** begin Data extract **

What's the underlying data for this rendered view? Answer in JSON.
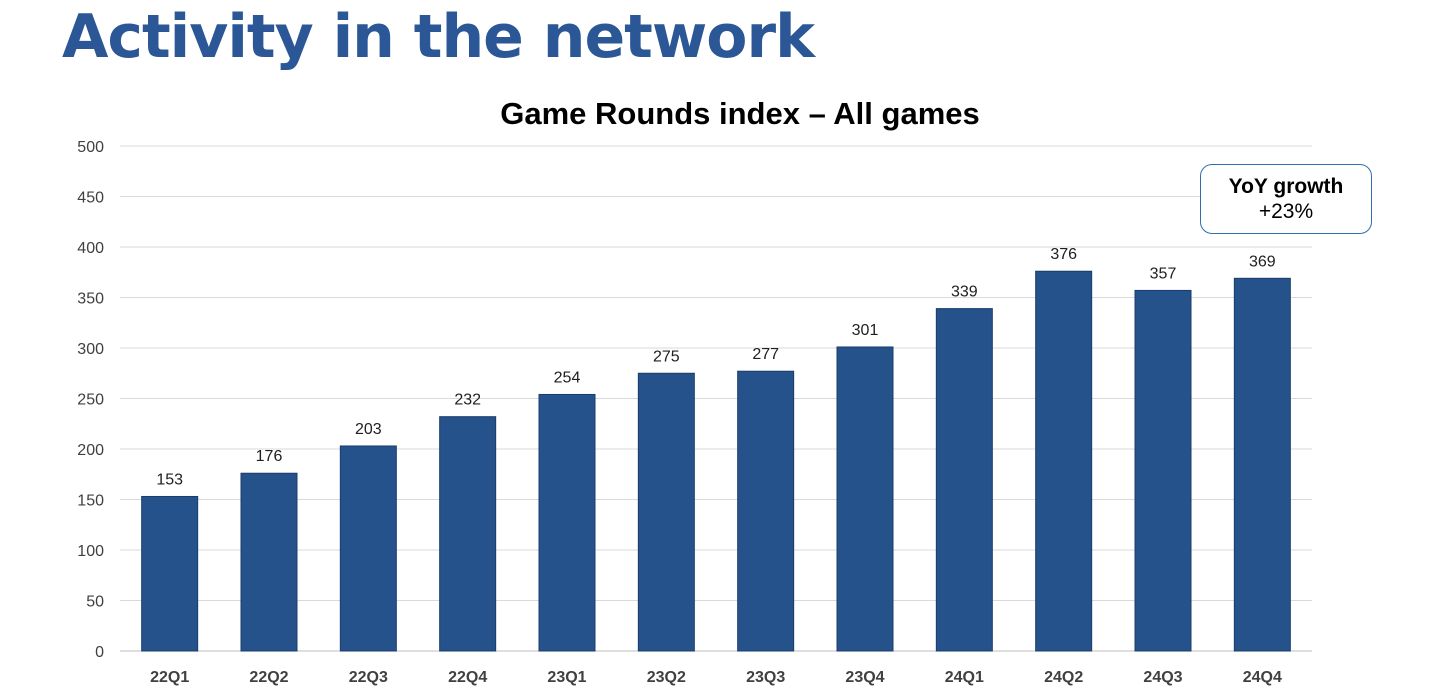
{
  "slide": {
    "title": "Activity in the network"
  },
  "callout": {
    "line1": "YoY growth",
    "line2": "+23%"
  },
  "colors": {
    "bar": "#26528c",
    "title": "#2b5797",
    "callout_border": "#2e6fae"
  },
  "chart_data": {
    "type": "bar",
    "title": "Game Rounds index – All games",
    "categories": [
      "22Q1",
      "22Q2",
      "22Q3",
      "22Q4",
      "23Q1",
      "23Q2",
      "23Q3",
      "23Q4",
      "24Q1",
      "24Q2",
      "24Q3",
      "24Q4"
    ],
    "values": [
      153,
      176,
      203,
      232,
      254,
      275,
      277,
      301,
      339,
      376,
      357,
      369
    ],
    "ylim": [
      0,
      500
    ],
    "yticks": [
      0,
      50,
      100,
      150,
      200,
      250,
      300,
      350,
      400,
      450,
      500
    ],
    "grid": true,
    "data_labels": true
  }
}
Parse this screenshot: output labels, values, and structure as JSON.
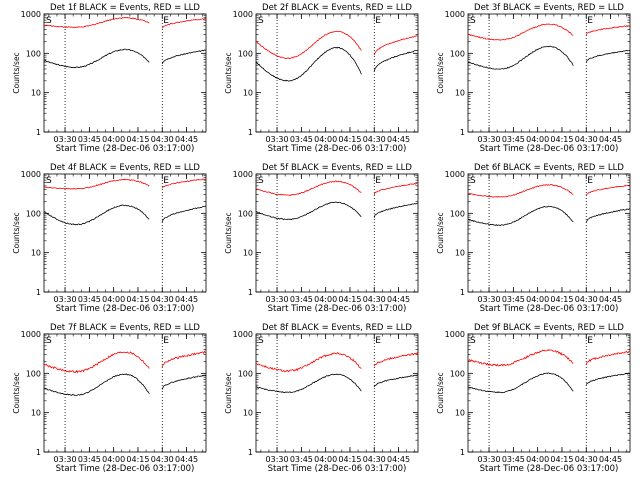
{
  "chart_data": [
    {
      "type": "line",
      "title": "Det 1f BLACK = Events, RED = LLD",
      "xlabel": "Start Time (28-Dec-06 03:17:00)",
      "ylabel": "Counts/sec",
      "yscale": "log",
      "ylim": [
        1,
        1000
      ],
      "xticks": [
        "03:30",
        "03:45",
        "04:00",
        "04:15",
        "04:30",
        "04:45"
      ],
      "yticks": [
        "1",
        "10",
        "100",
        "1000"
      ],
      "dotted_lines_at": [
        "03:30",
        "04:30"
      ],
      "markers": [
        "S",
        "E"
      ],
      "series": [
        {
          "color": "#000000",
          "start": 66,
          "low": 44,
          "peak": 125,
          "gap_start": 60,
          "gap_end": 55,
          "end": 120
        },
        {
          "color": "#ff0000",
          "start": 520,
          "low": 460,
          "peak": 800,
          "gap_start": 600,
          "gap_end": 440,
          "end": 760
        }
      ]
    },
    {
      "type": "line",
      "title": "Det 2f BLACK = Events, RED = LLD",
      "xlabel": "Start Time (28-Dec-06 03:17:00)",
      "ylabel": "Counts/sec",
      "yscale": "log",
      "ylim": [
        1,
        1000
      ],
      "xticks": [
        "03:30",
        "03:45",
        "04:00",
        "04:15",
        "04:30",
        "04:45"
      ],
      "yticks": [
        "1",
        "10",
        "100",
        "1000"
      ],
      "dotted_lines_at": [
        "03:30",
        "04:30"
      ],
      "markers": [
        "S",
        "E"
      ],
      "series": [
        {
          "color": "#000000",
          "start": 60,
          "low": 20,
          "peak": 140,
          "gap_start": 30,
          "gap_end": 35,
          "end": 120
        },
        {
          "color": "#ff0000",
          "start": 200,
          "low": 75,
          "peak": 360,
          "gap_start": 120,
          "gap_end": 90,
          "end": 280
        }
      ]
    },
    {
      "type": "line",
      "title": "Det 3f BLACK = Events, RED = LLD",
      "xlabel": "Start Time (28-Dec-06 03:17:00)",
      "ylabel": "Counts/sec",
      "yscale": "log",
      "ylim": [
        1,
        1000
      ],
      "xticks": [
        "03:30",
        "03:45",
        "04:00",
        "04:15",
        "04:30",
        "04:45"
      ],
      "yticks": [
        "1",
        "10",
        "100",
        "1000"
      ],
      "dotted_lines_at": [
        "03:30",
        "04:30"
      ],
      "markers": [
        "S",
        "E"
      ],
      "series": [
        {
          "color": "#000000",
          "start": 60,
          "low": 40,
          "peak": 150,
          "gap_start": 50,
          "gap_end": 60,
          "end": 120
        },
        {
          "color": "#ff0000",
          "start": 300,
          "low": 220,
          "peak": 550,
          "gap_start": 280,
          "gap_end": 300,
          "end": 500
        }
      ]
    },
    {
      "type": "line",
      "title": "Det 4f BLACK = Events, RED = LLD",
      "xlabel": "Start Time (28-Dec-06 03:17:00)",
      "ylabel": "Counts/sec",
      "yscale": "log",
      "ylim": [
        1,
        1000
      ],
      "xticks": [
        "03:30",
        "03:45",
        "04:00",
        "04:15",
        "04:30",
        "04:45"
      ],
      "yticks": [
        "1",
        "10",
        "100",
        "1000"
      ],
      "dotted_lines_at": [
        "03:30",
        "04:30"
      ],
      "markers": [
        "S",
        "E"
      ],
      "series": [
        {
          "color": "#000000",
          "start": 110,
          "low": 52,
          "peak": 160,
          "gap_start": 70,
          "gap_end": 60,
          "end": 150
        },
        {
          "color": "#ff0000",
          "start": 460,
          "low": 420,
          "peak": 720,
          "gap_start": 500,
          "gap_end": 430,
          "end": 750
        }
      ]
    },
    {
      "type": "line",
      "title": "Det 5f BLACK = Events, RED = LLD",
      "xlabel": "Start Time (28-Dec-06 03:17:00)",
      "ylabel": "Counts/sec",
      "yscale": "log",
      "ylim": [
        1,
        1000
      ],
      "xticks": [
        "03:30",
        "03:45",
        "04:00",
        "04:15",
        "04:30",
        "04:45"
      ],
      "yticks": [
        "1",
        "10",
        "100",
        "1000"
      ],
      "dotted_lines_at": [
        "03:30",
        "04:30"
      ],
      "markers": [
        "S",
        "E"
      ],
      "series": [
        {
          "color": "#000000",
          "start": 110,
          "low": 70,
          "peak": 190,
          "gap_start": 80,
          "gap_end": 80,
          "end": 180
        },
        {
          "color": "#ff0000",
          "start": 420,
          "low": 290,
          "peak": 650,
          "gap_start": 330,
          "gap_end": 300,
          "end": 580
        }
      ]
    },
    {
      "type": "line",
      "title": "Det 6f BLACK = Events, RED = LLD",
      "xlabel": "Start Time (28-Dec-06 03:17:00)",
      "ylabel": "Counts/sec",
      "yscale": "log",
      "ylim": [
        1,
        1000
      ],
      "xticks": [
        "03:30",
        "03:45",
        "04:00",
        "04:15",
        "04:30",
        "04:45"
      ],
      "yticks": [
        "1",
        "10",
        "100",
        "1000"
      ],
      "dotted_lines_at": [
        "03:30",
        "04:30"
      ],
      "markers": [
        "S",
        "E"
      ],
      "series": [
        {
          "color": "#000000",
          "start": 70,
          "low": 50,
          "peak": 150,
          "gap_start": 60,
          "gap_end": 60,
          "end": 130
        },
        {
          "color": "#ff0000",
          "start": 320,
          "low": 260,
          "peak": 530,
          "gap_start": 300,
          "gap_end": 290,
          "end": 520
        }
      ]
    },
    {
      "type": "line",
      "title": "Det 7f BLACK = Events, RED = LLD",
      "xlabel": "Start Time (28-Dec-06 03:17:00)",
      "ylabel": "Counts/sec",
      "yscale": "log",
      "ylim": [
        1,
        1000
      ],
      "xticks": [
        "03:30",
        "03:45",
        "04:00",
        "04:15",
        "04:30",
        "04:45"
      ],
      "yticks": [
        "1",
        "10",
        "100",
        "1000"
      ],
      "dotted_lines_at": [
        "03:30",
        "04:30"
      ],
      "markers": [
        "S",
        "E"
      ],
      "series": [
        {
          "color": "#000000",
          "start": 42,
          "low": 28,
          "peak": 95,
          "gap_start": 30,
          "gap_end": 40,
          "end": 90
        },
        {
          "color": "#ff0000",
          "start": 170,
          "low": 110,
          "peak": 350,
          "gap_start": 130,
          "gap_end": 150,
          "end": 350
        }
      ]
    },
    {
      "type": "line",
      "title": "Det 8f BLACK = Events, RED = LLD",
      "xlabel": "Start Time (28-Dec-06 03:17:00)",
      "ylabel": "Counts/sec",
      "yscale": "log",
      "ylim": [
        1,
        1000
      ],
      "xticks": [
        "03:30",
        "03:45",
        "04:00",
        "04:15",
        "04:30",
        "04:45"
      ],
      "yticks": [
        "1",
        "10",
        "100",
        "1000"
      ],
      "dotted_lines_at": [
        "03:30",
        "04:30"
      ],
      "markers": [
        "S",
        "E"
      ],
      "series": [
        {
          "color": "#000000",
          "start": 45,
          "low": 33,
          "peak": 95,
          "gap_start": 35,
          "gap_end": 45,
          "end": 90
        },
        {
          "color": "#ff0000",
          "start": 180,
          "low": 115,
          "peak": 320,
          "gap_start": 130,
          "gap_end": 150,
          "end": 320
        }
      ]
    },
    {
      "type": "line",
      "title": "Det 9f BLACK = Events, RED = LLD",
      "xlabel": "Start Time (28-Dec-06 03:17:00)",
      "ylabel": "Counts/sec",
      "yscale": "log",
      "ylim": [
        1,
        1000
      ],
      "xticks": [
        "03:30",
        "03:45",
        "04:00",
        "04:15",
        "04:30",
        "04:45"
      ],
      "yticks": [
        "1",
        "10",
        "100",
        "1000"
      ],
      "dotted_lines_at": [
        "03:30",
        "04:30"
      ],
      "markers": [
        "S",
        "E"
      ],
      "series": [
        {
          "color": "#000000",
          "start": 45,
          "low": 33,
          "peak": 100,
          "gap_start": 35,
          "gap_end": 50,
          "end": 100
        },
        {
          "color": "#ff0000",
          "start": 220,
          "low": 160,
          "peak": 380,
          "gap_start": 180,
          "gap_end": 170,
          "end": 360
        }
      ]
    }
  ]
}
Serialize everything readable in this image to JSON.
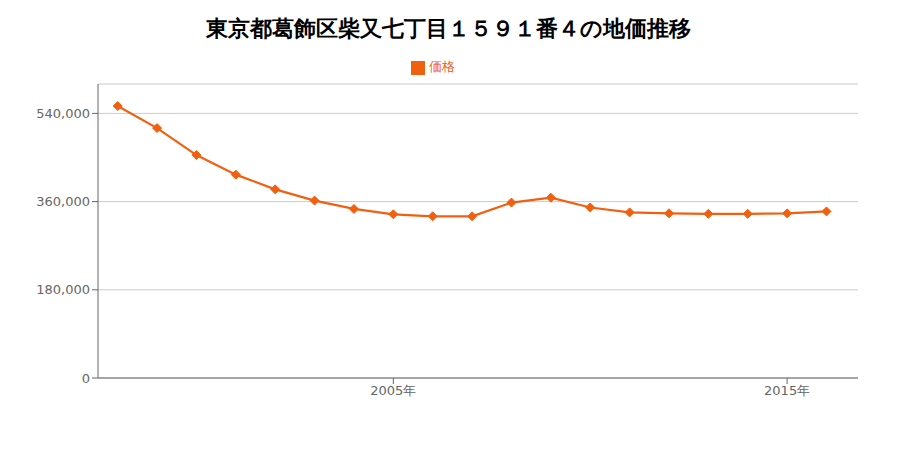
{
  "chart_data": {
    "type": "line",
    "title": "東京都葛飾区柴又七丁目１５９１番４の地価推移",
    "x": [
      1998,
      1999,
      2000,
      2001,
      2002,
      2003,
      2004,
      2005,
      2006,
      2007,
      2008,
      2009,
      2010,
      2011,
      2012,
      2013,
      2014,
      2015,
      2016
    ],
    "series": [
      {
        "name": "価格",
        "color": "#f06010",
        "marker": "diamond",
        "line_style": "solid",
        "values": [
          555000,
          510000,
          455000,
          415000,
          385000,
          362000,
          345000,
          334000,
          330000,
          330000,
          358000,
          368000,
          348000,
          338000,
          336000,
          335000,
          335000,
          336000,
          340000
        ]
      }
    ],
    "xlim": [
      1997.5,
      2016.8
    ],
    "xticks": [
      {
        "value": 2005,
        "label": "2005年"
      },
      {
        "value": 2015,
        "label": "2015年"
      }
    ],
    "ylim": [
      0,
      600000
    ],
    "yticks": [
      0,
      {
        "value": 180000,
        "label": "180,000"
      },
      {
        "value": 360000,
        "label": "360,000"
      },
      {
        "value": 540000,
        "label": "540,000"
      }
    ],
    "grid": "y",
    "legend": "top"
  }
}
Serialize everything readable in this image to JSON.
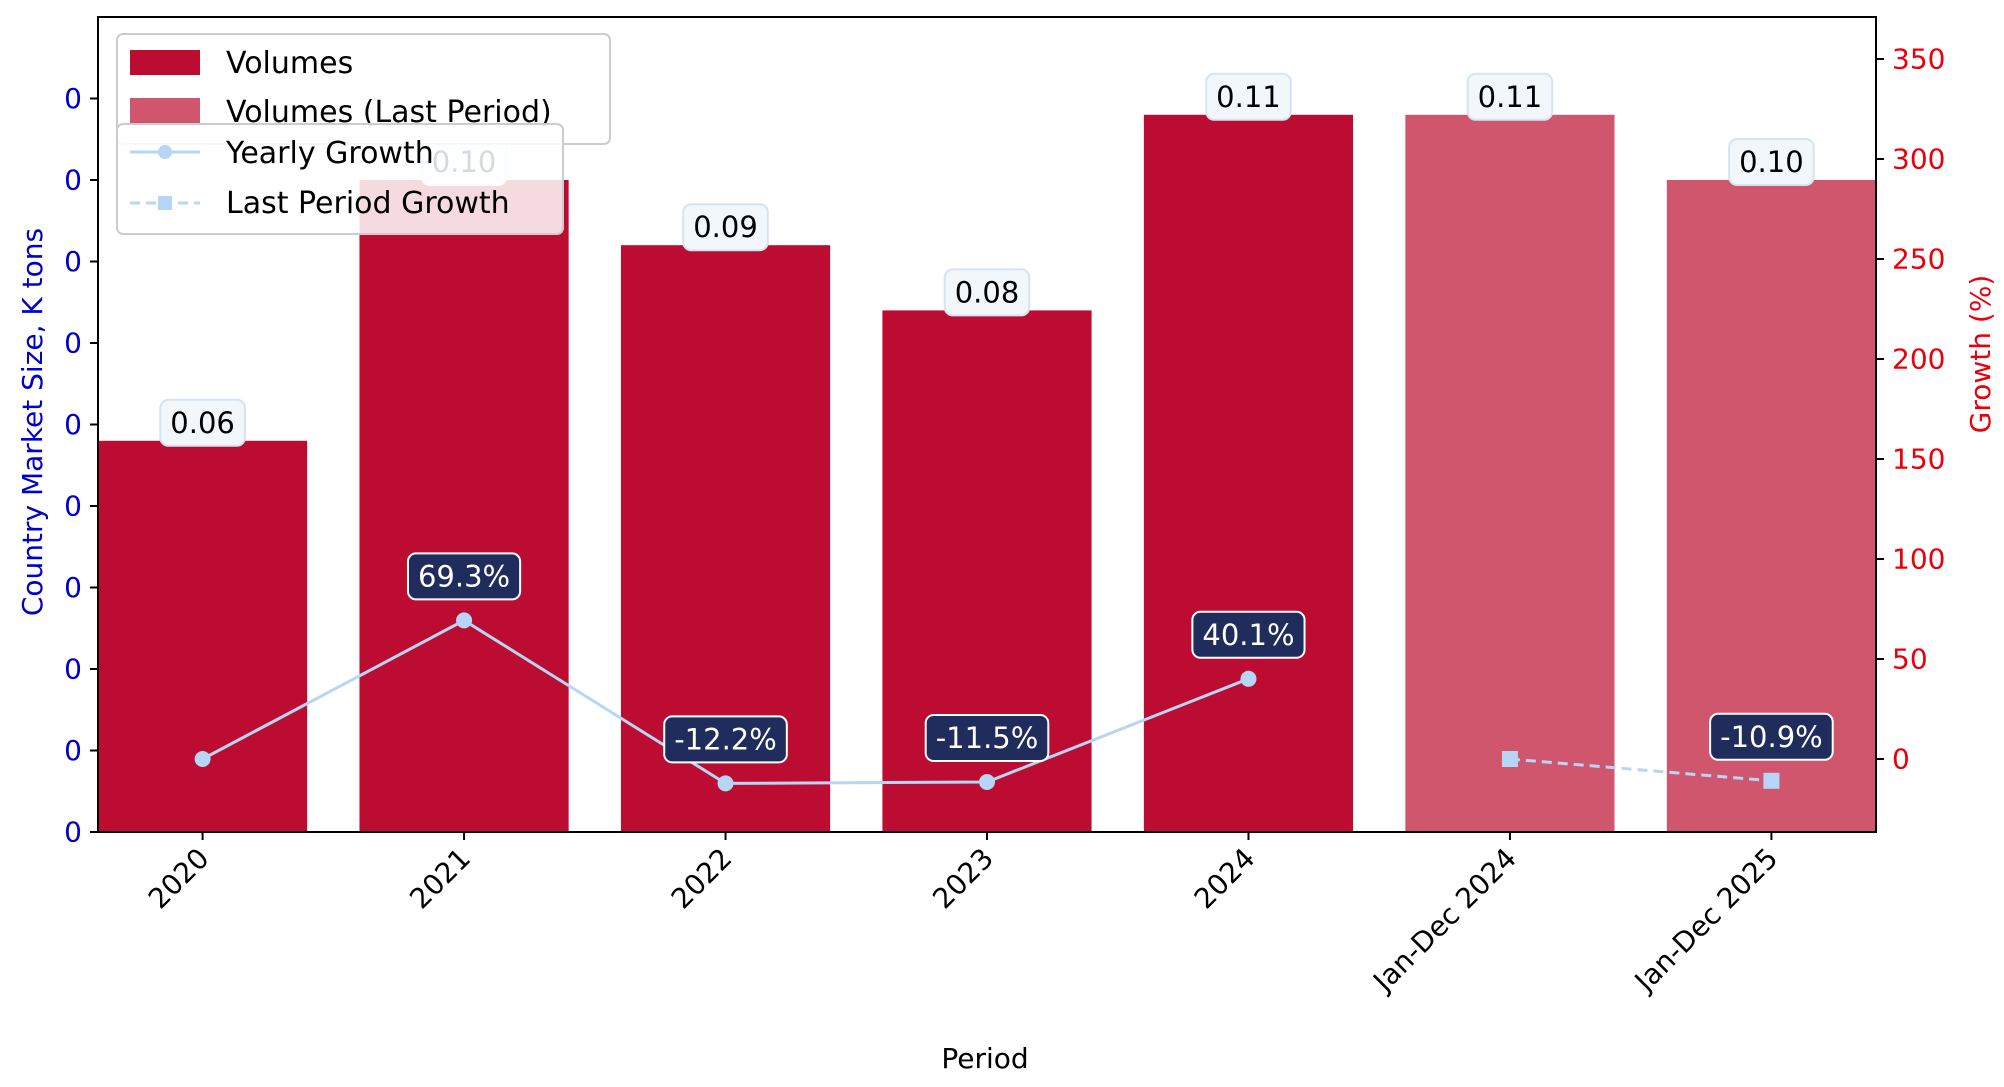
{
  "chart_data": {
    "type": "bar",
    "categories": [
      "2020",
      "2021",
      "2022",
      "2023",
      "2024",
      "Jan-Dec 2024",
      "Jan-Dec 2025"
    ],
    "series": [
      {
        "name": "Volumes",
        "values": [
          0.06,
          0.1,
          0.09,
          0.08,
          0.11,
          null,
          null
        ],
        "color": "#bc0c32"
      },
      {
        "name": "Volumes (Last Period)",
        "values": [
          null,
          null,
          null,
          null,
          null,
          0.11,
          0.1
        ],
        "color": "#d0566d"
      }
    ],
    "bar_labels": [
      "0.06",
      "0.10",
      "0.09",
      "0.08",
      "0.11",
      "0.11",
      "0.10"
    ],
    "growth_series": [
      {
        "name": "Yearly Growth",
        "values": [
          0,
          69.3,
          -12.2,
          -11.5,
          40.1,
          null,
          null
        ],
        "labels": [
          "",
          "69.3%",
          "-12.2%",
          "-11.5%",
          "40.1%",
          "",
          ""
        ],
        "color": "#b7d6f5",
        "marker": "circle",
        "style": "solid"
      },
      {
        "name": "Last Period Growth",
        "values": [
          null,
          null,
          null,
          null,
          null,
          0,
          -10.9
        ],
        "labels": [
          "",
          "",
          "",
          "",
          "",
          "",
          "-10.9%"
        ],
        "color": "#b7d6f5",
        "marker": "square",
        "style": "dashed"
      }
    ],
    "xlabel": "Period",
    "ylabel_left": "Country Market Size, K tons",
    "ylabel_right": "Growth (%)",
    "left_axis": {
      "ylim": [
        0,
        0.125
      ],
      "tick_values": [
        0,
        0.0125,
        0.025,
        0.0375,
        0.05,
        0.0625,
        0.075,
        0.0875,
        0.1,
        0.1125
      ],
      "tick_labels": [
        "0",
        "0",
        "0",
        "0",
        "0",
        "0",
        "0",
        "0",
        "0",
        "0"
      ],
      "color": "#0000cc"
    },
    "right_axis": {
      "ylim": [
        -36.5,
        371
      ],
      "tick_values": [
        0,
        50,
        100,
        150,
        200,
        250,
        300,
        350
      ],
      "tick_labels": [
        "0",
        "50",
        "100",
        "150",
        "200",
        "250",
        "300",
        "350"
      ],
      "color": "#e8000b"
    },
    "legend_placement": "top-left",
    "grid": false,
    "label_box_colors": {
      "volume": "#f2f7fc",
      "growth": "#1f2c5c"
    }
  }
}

** end Data extract **

Direction - Copy each line above that contains the word "name".

Output below -
        "name": "価格",
        "name": "Volumes",
        "name": "Volumes (Last Period)",
        "name": "Yearly Growth",
        "name": "Last Period Growth",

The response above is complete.